§ Task statement:
All lines holding the string "fill" should be copied from the data below.

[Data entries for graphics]
================================

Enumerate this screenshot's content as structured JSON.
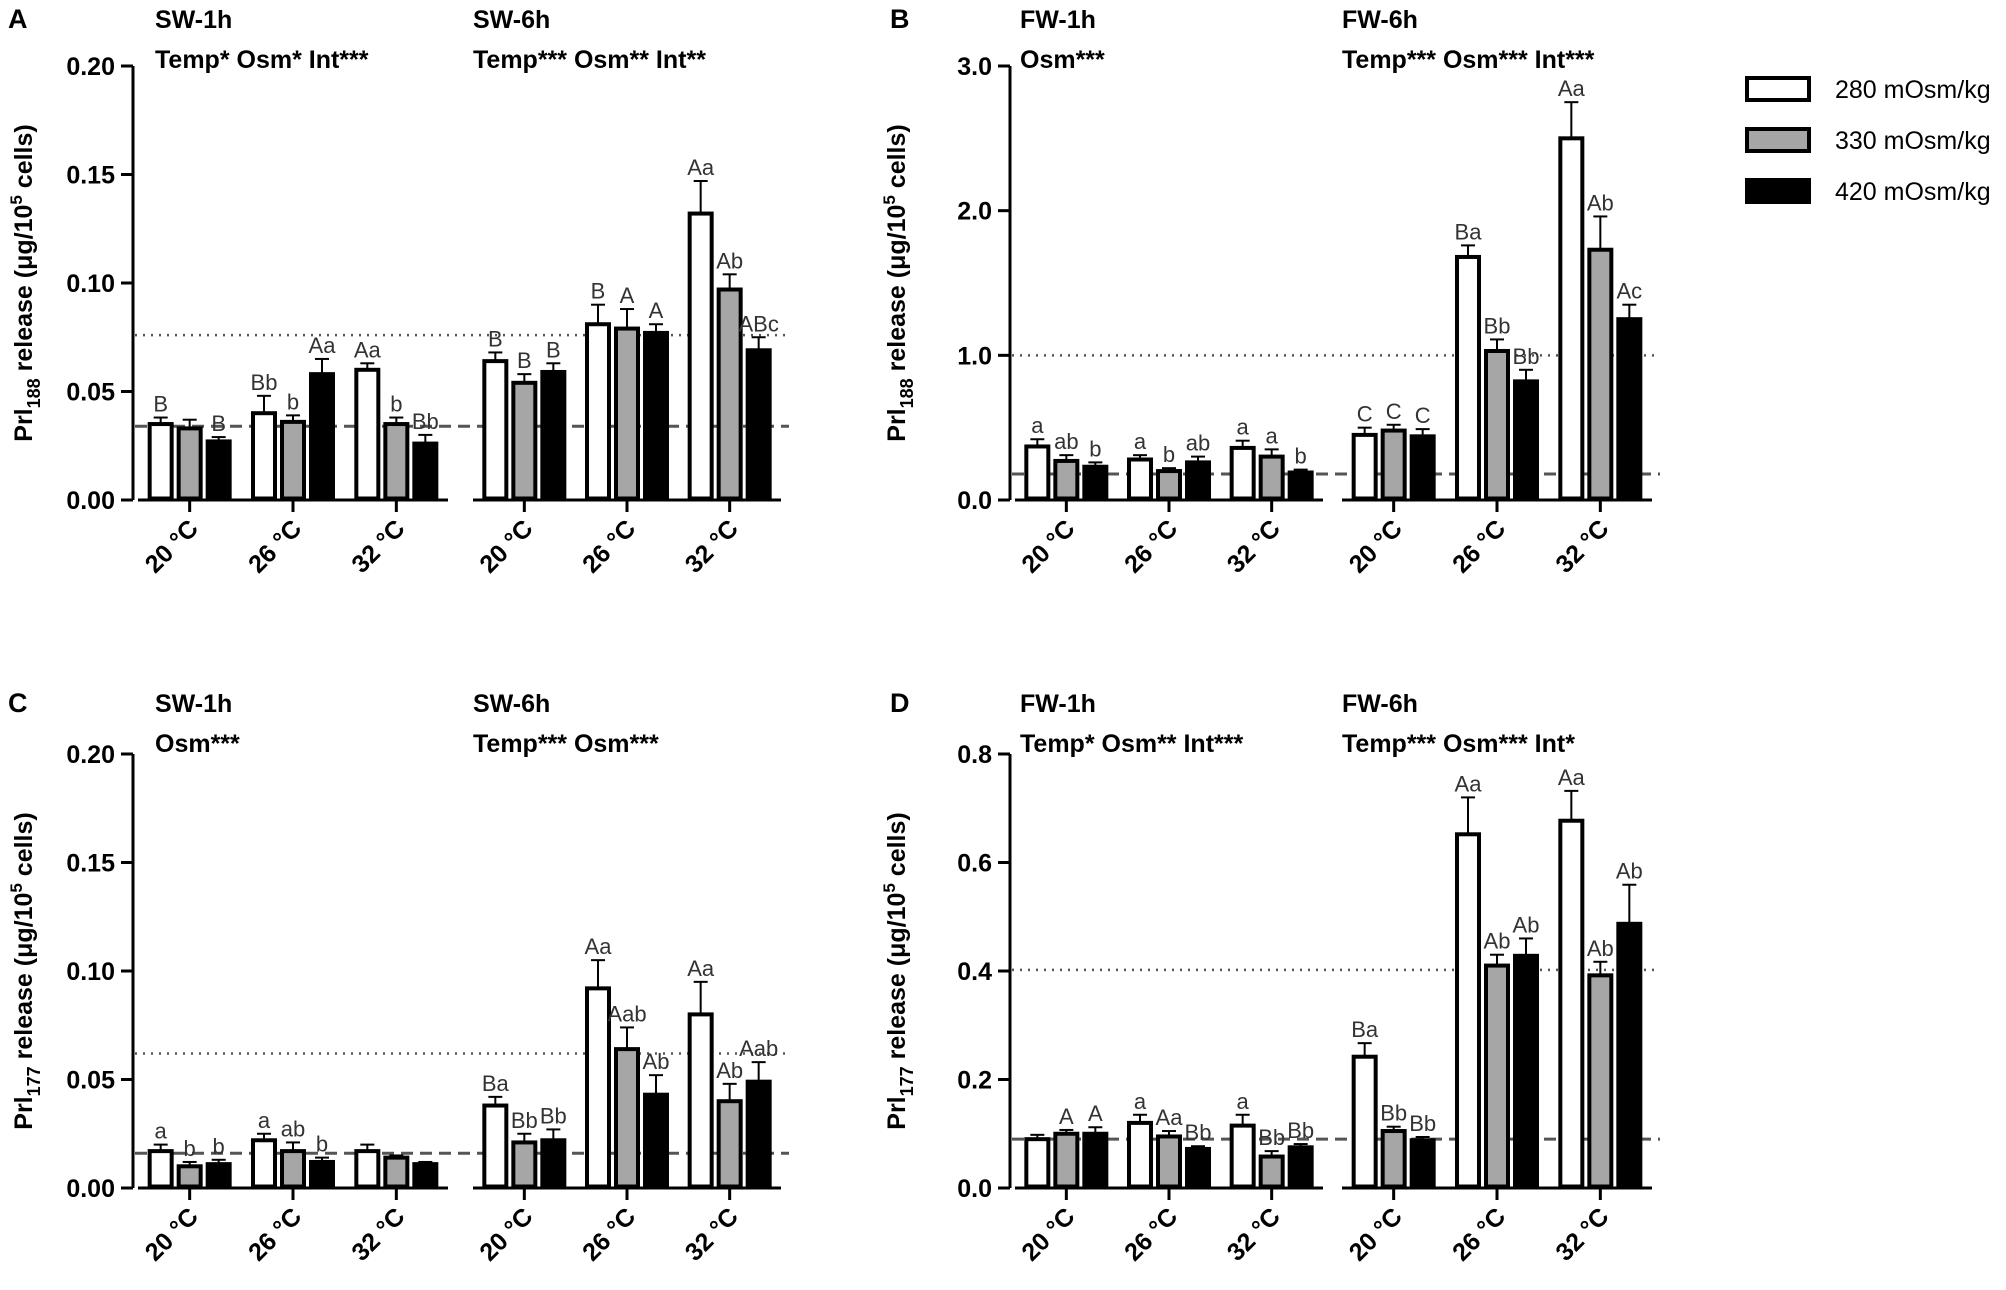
{
  "legend": {
    "entries": [
      {
        "label": "280 mOsm/kg",
        "fill": "#ffffff"
      },
      {
        "label": "330 mOsm/kg",
        "fill": "#a6a6a6"
      },
      {
        "label": "420 mOsm/kg",
        "fill": "#000000"
      }
    ]
  },
  "colors": {
    "axis": "#000000",
    "bar_stroke": "#000000",
    "reference_line": "#555555",
    "sig_text": "#333333"
  },
  "chart_data": [
    {
      "type": "bar",
      "panel": "A",
      "ylabel": {
        "prefix": "Prl",
        "subscript": "188",
        "middle": " release (μg/10",
        "superscript": "5",
        "suffix": " cells)"
      },
      "ylim": [
        0,
        0.2
      ],
      "yticks": [
        "0.00",
        "0.05",
        "0.10",
        "0.15",
        "0.20"
      ],
      "ytick_values": [
        0,
        0.05,
        0.1,
        0.15,
        0.2
      ],
      "reference_lines": [
        {
          "style": "dotted",
          "value": 0.076
        },
        {
          "style": "dashed",
          "value": 0.034
        }
      ],
      "series_names": [
        "280 mOsm/kg",
        "330 mOsm/kg",
        "420 mOsm/kg"
      ],
      "groups": [
        {
          "title": "SW-1h",
          "stats": "Temp* Osm* Int***",
          "categories": [
            "20 °C",
            "26 °C",
            "32 °C"
          ],
          "values": [
            [
              0.035,
              0.033,
              0.027
            ],
            [
              0.04,
              0.036,
              0.058
            ],
            [
              0.06,
              0.035,
              0.026
            ]
          ],
          "errors": [
            [
              0.003,
              0.004,
              0.002
            ],
            [
              0.008,
              0.003,
              0.007
            ],
            [
              0.003,
              0.003,
              0.004
            ]
          ],
          "labels": [
            [
              "B",
              "",
              "B"
            ],
            [
              "Bb",
              "b",
              "Aa"
            ],
            [
              "Aa",
              "b",
              "Bb"
            ]
          ]
        },
        {
          "title": "SW-6h",
          "stats": "Temp*** Osm** Int**",
          "categories": [
            "20 °C",
            "26 °C",
            "32 °C"
          ],
          "values": [
            [
              0.064,
              0.054,
              0.059
            ],
            [
              0.081,
              0.079,
              0.077
            ],
            [
              0.132,
              0.097,
              0.069
            ]
          ],
          "errors": [
            [
              0.004,
              0.004,
              0.004
            ],
            [
              0.009,
              0.009,
              0.004
            ],
            [
              0.015,
              0.007,
              0.006
            ]
          ],
          "labels": [
            [
              "B",
              "B",
              "B"
            ],
            [
              "B",
              "A",
              "A"
            ],
            [
              "Aa",
              "Ab",
              "ABc"
            ]
          ]
        }
      ]
    },
    {
      "type": "bar",
      "panel": "B",
      "ylabel": {
        "prefix": "Prl",
        "subscript": "188",
        "middle": " release (μg/10",
        "superscript": "5",
        "suffix": " cells)"
      },
      "ylim": [
        0,
        3
      ],
      "yticks": [
        "0.0",
        "1.0",
        "2.0",
        "3.0"
      ],
      "ytick_values": [
        0,
        1,
        2,
        3
      ],
      "reference_lines": [
        {
          "style": "dotted",
          "value": 1.0
        },
        {
          "style": "dashed",
          "value": 0.18
        }
      ],
      "series_names": [
        "280 mOsm/kg",
        "330 mOsm/kg",
        "420 mOsm/kg"
      ],
      "groups": [
        {
          "title": "FW-1h",
          "stats": "Osm***",
          "categories": [
            "20 °C",
            "26 °C",
            "32 °C"
          ],
          "values": [
            [
              0.37,
              0.27,
              0.23
            ],
            [
              0.28,
              0.2,
              0.26
            ],
            [
              0.36,
              0.3,
              0.19
            ]
          ],
          "errors": [
            [
              0.05,
              0.04,
              0.03
            ],
            [
              0.03,
              0.02,
              0.04
            ],
            [
              0.05,
              0.05,
              0.02
            ]
          ],
          "labels": [
            [
              "a",
              "ab",
              "b"
            ],
            [
              "a",
              "b",
              "ab"
            ],
            [
              "a",
              "a",
              "b"
            ]
          ]
        },
        {
          "title": "FW-6h",
          "stats": "Temp*** Osm*** Int***",
          "categories": [
            "20 °C",
            "26 °C",
            "32 °C"
          ],
          "values": [
            [
              0.45,
              0.48,
              0.44
            ],
            [
              1.68,
              1.03,
              0.82
            ],
            [
              2.5,
              1.73,
              1.25
            ]
          ],
          "errors": [
            [
              0.05,
              0.04,
              0.05
            ],
            [
              0.08,
              0.08,
              0.08
            ],
            [
              0.25,
              0.23,
              0.1
            ]
          ],
          "labels": [
            [
              "C",
              "C",
              "C"
            ],
            [
              "Ba",
              "Bb",
              "Bb"
            ],
            [
              "Aa",
              "Ab",
              "Ac"
            ]
          ]
        }
      ]
    },
    {
      "type": "bar",
      "panel": "C",
      "ylabel": {
        "prefix": "Prl",
        "subscript": "177",
        "middle": " release (μg/10",
        "superscript": "5",
        "suffix": " cells)"
      },
      "ylim": [
        0,
        0.2
      ],
      "yticks": [
        "0.00",
        "0.05",
        "0.10",
        "0.15",
        "0.20"
      ],
      "ytick_values": [
        0,
        0.05,
        0.1,
        0.15,
        0.2
      ],
      "reference_lines": [
        {
          "style": "dotted",
          "value": 0.062
        },
        {
          "style": "dashed",
          "value": 0.016
        }
      ],
      "series_names": [
        "280 mOsm/kg",
        "330 mOsm/kg",
        "420 mOsm/kg"
      ],
      "groups": [
        {
          "title": "SW-1h",
          "stats": "Osm***",
          "categories": [
            "20 °C",
            "26 °C",
            "32 °C"
          ],
          "values": [
            [
              0.017,
              0.01,
              0.011
            ],
            [
              0.022,
              0.017,
              0.012
            ],
            [
              0.017,
              0.014,
              0.011
            ]
          ],
          "errors": [
            [
              0.003,
              0.002,
              0.002
            ],
            [
              0.003,
              0.004,
              0.002
            ],
            [
              0.003,
              0.001,
              0.001
            ]
          ],
          "labels": [
            [
              "a",
              "b",
              "b"
            ],
            [
              "a",
              "ab",
              "b"
            ],
            [
              "",
              "",
              ""
            ]
          ]
        },
        {
          "title": "SW-6h",
          "stats": "Temp*** Osm***",
          "categories": [
            "20 °C",
            "26 °C",
            "32 °C"
          ],
          "values": [
            [
              0.038,
              0.021,
              0.022
            ],
            [
              0.092,
              0.064,
              0.043
            ],
            [
              0.08,
              0.04,
              0.049
            ]
          ],
          "errors": [
            [
              0.004,
              0.004,
              0.005
            ],
            [
              0.013,
              0.01,
              0.009
            ],
            [
              0.015,
              0.008,
              0.009
            ]
          ],
          "labels": [
            [
              "Ba",
              "Bb",
              "Bb"
            ],
            [
              "Aa",
              "Aab",
              "Ab"
            ],
            [
              "Aa",
              "Ab",
              "Aab"
            ]
          ]
        }
      ]
    },
    {
      "type": "bar",
      "panel": "D",
      "ylabel": {
        "prefix": "Prl",
        "subscript": "177",
        "middle": " release (μg/10",
        "superscript": "5",
        "suffix": " cells)"
      },
      "ylim": [
        0,
        0.8
      ],
      "yticks": [
        "0.0",
        "0.2",
        "0.4",
        "0.6",
        "0.8"
      ],
      "ytick_values": [
        0,
        0.2,
        0.4,
        0.6,
        0.8
      ],
      "reference_lines": [
        {
          "style": "dotted",
          "value": 0.402
        },
        {
          "style": "dashed",
          "value": 0.09
        }
      ],
      "series_names": [
        "280 mOsm/kg",
        "330 mOsm/kg",
        "420 mOsm/kg"
      ],
      "groups": [
        {
          "title": "FW-1h",
          "stats": "Temp* Osm** Int***",
          "categories": [
            "20 °C",
            "26 °C",
            "32 °C"
          ],
          "values": [
            [
              0.09,
              0.1,
              0.1
            ],
            [
              0.12,
              0.095,
              0.072
            ],
            [
              0.115,
              0.058,
              0.075
            ]
          ],
          "errors": [
            [
              0.008,
              0.007,
              0.012
            ],
            [
              0.015,
              0.01,
              0.005
            ],
            [
              0.02,
              0.01,
              0.006
            ]
          ],
          "labels": [
            [
              "",
              "A",
              "A"
            ],
            [
              "a",
              "Aa",
              "Bb"
            ],
            [
              "a",
              "Bb",
              "Bb"
            ]
          ]
        },
        {
          "title": "FW-6h",
          "stats": "Temp*** Osm*** Int*",
          "categories": [
            "20 °C",
            "26 °C",
            "32 °C"
          ],
          "values": [
            [
              0.242,
              0.105,
              0.088
            ],
            [
              0.652,
              0.41,
              0.428
            ],
            [
              0.677,
              0.392,
              0.487
            ]
          ],
          "errors": [
            [
              0.025,
              0.008,
              0.006
            ],
            [
              0.068,
              0.02,
              0.032
            ],
            [
              0.055,
              0.025,
              0.072
            ]
          ],
          "labels": [
            [
              "Ba",
              "Bb",
              "Bb"
            ],
            [
              "Aa",
              "Ab",
              "Ab"
            ],
            [
              "Aa",
              "Ab",
              "Ab"
            ]
          ]
        }
      ]
    }
  ]
}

================================

§ Result:
        "fill": "#ffffff"
        "fill": "#a6a6a6"
        "fill": "#000000"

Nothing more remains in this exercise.